Quote the records in full and leave their pictures out.

#### [DATA FOR PROCESSING]
********

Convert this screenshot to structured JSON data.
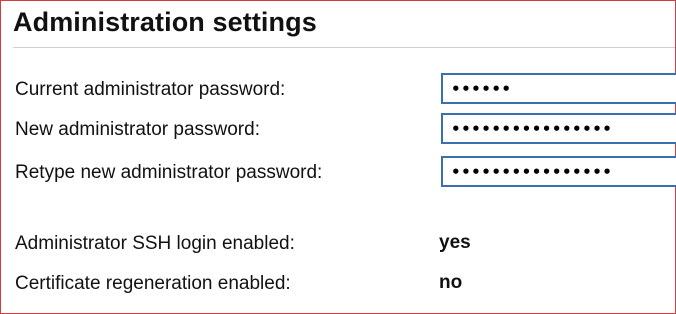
{
  "page": {
    "title": "Administration settings"
  },
  "form": {
    "current_password": {
      "label": "Current administrator password:",
      "value": "••••••"
    },
    "new_password": {
      "label": "New administrator password:",
      "value": "••••••••••••••••"
    },
    "retype_password": {
      "label": "Retype new administrator password:",
      "value": "••••••••••••••••"
    }
  },
  "status": {
    "ssh_login": {
      "label": "Administrator SSH login enabled:",
      "value": "yes"
    },
    "cert_regen": {
      "label": "Certificate regeneration enabled:",
      "value": "no"
    }
  },
  "colors": {
    "frame_border": "#d23c3c",
    "field_border": "#3a70b0"
  }
}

********

#### [RESULT OF THIS TASK]
Convert this screenshot to structured JSON data.
{
  "page": {
    "title": "Administration settings"
  },
  "form": {
    "current_password": {
      "label": "Current administrator password:",
      "value": "••••••"
    },
    "new_password": {
      "label": "New administrator password:",
      "value": "••••••••••••••••"
    },
    "retype_password": {
      "label": "Retype new administrator password:",
      "value": "••••••••••••••••"
    }
  },
  "status": {
    "ssh_login": {
      "label": "Administrator SSH login enabled:",
      "value": "yes"
    },
    "cert_regen": {
      "label": "Certificate regeneration enabled:",
      "value": "no"
    }
  },
  "colors": {
    "frame_border": "#d23c3c",
    "field_border": "#3a70b0"
  }
}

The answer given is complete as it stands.